# Dataset entries
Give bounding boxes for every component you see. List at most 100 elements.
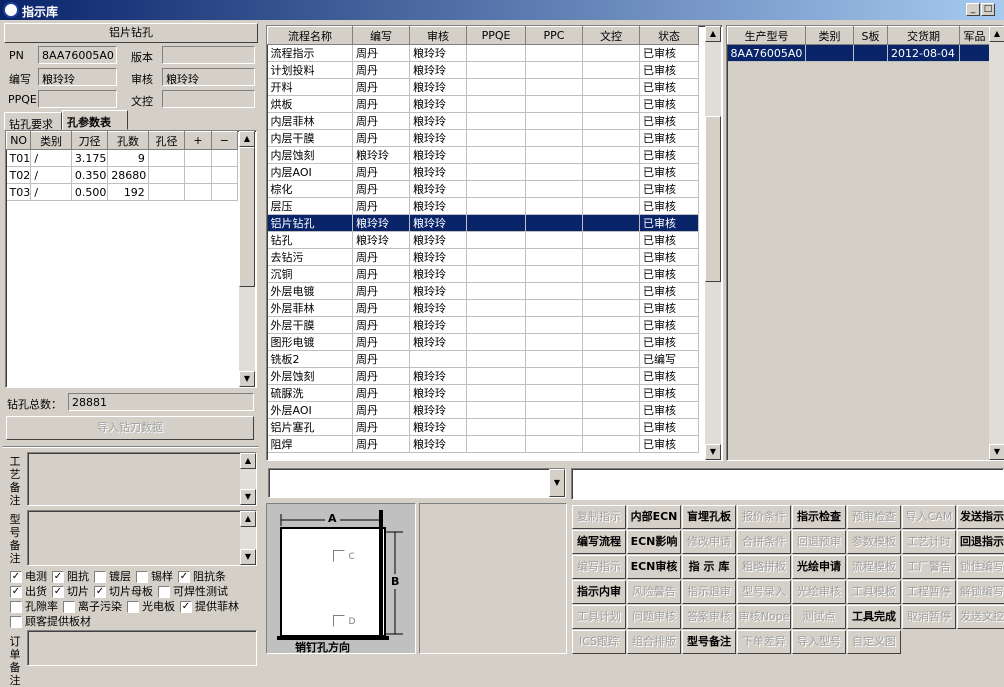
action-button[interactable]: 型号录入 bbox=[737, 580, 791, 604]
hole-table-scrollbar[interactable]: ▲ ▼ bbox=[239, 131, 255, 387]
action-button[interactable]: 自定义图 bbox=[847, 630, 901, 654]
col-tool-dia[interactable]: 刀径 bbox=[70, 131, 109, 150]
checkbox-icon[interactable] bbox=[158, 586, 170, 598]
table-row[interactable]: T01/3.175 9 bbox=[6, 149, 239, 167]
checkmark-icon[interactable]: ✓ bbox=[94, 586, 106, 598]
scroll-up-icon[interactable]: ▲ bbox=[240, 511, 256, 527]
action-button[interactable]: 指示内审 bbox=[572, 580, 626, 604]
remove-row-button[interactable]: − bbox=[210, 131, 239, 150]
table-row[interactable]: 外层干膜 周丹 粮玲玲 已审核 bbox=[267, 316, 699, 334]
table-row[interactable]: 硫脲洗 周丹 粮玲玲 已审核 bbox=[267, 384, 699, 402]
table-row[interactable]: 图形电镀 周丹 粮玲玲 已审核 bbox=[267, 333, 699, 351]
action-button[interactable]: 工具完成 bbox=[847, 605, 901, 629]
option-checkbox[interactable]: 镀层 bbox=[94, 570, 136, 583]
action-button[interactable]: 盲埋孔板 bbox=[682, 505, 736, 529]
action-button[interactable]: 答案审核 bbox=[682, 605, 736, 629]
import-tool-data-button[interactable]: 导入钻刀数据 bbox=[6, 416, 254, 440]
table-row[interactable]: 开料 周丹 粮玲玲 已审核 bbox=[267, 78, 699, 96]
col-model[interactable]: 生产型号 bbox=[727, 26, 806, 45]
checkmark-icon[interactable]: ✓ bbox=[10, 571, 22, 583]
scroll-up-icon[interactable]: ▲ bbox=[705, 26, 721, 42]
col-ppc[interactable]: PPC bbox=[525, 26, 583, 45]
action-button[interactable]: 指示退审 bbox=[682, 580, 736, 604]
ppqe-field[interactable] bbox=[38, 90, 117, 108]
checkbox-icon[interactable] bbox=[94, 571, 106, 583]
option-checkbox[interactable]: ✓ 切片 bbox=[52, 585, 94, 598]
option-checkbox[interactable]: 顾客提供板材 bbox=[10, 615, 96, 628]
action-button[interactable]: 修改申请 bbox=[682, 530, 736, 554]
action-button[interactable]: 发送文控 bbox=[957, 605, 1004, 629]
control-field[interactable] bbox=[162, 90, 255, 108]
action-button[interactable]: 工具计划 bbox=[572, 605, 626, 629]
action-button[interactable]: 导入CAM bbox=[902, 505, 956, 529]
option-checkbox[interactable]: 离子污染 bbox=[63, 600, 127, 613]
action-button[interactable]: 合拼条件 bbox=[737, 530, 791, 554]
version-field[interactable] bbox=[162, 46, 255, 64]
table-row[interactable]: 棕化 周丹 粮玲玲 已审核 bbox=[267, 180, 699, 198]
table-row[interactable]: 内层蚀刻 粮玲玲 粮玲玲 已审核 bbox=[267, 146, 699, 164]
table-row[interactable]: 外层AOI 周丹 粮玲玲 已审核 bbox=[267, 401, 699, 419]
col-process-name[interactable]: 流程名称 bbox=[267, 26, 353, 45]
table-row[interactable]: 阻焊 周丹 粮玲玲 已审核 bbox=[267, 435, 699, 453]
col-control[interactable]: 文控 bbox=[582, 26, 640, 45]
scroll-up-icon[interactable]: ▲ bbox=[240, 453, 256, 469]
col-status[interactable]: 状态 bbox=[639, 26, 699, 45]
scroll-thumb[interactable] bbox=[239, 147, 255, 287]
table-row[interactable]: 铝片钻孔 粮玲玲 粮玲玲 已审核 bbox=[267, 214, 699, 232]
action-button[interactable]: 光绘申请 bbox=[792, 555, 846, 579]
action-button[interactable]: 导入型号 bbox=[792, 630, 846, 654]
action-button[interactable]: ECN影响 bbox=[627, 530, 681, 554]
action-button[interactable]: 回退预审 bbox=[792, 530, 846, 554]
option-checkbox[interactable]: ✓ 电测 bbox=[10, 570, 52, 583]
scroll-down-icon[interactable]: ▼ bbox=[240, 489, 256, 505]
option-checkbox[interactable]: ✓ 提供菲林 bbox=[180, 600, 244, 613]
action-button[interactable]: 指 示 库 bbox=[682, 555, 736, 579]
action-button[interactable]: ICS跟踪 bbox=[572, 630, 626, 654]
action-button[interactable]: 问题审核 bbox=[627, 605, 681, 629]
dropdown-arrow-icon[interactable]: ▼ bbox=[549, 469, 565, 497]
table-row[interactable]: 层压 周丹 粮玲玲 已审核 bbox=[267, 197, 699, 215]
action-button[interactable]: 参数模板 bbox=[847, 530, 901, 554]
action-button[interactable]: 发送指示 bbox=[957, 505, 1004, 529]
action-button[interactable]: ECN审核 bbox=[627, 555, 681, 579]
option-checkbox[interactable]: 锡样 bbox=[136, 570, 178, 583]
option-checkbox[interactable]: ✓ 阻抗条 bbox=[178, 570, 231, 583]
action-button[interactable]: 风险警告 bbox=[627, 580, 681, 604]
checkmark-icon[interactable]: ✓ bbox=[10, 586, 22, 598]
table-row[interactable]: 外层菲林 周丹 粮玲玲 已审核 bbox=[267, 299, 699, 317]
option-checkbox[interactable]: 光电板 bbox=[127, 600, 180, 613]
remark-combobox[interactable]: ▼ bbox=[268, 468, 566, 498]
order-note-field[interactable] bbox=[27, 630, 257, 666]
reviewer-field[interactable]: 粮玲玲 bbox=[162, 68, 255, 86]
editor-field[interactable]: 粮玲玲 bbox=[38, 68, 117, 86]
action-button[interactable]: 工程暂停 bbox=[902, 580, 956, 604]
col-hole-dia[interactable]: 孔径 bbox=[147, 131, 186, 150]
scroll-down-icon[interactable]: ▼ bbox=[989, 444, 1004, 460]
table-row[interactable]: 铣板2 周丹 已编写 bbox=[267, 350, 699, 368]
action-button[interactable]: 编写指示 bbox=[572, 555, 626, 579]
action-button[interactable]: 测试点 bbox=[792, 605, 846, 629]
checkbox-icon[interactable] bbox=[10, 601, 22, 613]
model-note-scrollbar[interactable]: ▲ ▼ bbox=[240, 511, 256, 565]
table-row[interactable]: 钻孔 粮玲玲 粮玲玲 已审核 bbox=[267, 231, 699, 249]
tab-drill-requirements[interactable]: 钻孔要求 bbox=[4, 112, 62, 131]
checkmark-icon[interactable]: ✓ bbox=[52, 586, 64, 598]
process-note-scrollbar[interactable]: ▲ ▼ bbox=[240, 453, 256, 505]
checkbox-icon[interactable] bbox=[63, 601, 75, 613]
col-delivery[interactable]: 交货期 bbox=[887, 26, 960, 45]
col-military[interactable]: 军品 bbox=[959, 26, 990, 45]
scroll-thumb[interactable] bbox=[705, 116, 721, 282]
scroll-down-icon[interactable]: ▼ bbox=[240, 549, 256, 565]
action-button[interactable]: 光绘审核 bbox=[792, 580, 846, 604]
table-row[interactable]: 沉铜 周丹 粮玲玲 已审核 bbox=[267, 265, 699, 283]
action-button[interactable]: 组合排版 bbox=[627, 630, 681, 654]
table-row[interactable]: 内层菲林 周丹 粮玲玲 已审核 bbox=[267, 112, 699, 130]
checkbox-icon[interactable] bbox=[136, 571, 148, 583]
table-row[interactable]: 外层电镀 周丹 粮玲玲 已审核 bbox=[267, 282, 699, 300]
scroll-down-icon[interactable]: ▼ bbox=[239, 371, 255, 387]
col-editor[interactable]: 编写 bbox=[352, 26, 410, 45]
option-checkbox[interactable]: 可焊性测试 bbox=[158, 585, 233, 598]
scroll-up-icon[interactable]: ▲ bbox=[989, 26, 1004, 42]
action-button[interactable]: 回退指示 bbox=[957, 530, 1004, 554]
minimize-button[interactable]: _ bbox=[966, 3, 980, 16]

---

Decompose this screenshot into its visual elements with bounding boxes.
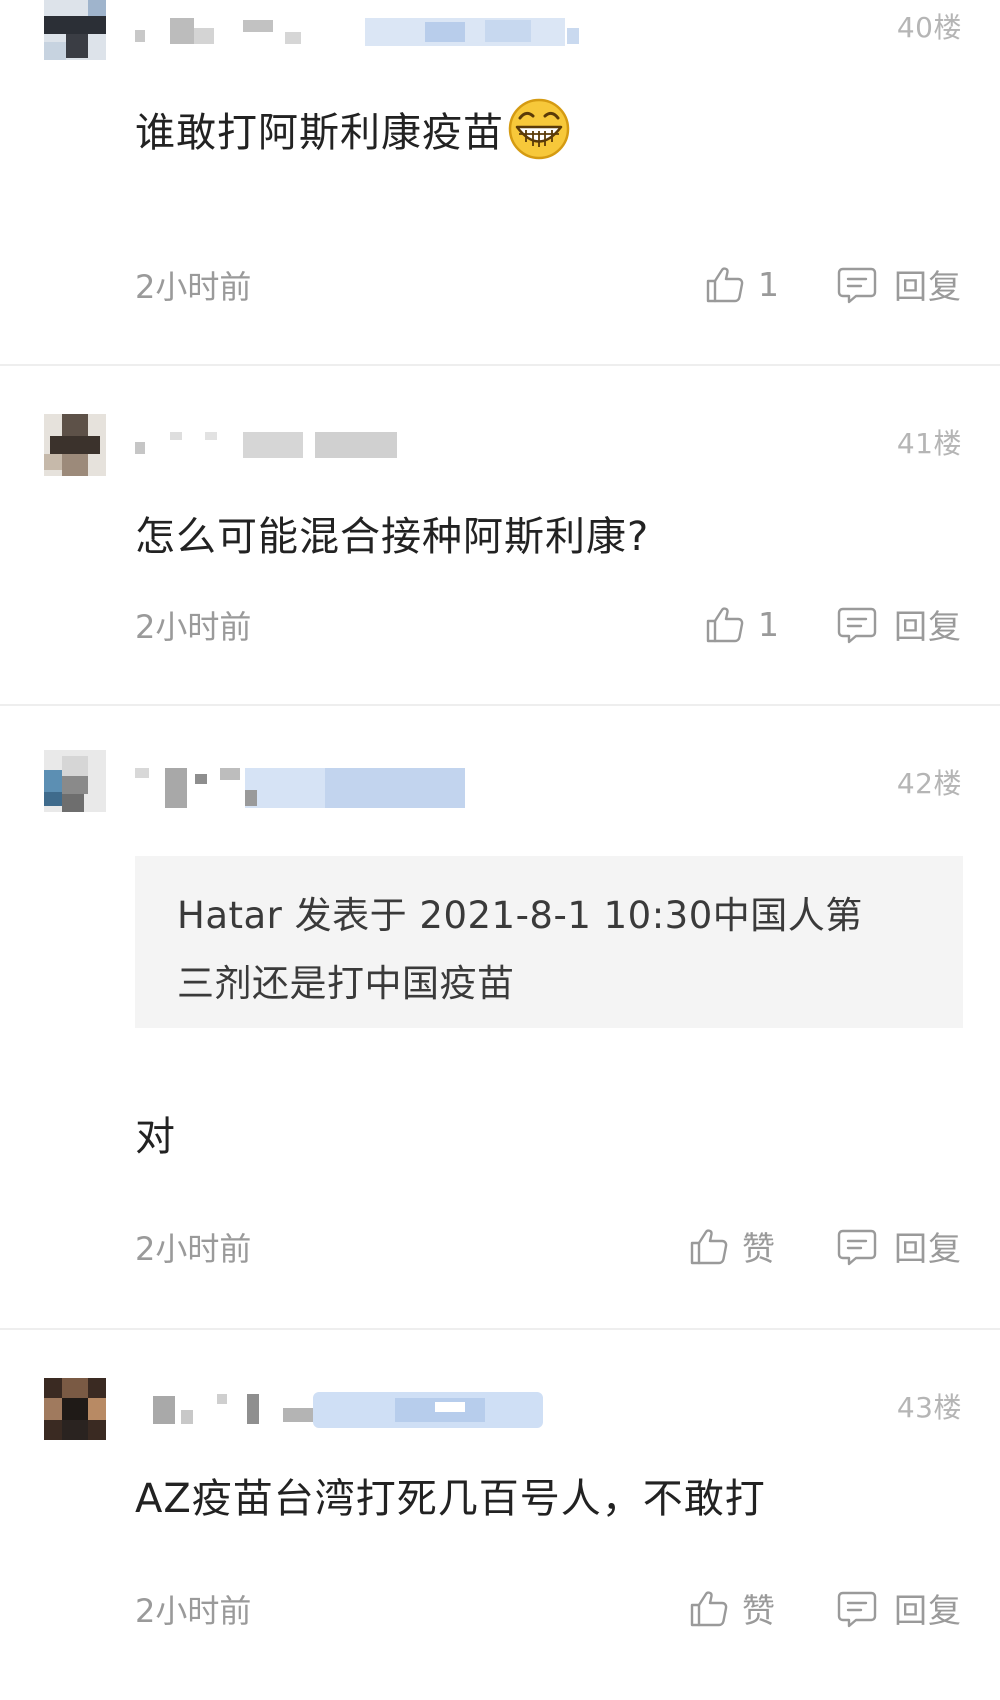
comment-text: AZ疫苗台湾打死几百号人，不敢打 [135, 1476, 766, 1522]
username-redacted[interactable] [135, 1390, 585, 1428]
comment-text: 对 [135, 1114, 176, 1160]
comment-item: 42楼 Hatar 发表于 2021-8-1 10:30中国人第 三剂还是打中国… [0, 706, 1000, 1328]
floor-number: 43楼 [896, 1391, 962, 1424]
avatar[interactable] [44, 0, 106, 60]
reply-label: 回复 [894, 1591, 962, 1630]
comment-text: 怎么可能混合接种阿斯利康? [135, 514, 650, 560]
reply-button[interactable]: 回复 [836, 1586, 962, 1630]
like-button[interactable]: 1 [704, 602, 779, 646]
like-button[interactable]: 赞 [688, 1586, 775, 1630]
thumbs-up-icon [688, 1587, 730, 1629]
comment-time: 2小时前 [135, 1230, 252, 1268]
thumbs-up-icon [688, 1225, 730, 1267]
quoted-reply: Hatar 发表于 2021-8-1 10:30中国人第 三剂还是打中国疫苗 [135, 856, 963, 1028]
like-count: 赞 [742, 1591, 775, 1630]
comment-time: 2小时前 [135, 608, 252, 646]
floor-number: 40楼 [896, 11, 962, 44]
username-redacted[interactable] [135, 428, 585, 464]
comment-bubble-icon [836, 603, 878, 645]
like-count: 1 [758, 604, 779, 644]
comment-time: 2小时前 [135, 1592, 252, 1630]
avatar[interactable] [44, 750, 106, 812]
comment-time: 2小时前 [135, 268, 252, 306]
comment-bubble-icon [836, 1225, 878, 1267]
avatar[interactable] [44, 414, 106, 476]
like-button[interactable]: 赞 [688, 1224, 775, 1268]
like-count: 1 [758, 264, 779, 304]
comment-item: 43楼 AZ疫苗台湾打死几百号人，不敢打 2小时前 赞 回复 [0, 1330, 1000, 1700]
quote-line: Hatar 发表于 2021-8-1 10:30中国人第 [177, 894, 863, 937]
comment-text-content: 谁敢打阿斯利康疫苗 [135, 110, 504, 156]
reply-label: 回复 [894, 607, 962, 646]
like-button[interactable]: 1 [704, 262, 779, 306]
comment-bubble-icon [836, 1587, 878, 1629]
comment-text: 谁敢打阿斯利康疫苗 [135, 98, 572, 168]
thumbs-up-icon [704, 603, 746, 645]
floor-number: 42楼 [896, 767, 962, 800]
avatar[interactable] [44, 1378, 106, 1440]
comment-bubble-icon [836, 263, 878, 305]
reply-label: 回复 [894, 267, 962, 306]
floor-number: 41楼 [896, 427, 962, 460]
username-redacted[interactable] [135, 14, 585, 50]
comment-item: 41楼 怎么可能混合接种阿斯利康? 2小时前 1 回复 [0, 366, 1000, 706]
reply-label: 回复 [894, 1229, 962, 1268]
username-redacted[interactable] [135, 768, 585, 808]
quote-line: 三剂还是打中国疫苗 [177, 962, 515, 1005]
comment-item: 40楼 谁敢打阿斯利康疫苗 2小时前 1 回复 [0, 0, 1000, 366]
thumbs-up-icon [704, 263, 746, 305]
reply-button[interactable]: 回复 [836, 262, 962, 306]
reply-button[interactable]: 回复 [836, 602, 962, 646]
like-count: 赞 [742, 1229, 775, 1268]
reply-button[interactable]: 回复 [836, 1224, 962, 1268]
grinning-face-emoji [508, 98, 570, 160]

# The request
Copy out the lines of the material from the line with "comment-text: AZ疫苗台湾打死几百号人，不敢打 [135, 1476, 766, 1522]" to the line with "comment-time: 2小时前 [135, 1592, 252, 1630]", including both of those lines, with no changes.

# Task answer
comment-text: AZ疫苗台湾打死几百号人，不敢打 [135, 1476, 766, 1522]
username-redacted[interactable] [135, 1390, 585, 1428]
comment-text: 对 [135, 1114, 176, 1160]
comment-item: 42楼 Hatar 发表于 2021-8-1 10:30中国人第 三剂还是打中国… [0, 706, 1000, 1328]
floor-number: 43楼 [896, 1391, 962, 1424]
avatar[interactable] [44, 0, 106, 60]
reply-label: 回复 [894, 1591, 962, 1630]
comment-text: 怎么可能混合接种阿斯利康? [135, 514, 650, 560]
reply-button[interactable]: 回复 [836, 1586, 962, 1630]
like-button[interactable]: 1 [704, 602, 779, 646]
like-button[interactable]: 赞 [688, 1586, 775, 1630]
thumbs-up-icon [688, 1587, 730, 1629]
comment-time: 2小时前 [135, 1230, 252, 1268]
thumbs-up-icon [688, 1225, 730, 1267]
quoted-reply: Hatar 发表于 2021-8-1 10:30中国人第 三剂还是打中国疫苗 [135, 856, 963, 1028]
like-count: 赞 [742, 1591, 775, 1630]
comment-time: 2小时前 [135, 608, 252, 646]
floor-number: 40楼 [896, 11, 962, 44]
username-redacted[interactable] [135, 428, 585, 464]
comment-bubble-icon [836, 603, 878, 645]
like-count: 1 [758, 604, 779, 644]
comment-time: 2小时前 [135, 1592, 252, 1630]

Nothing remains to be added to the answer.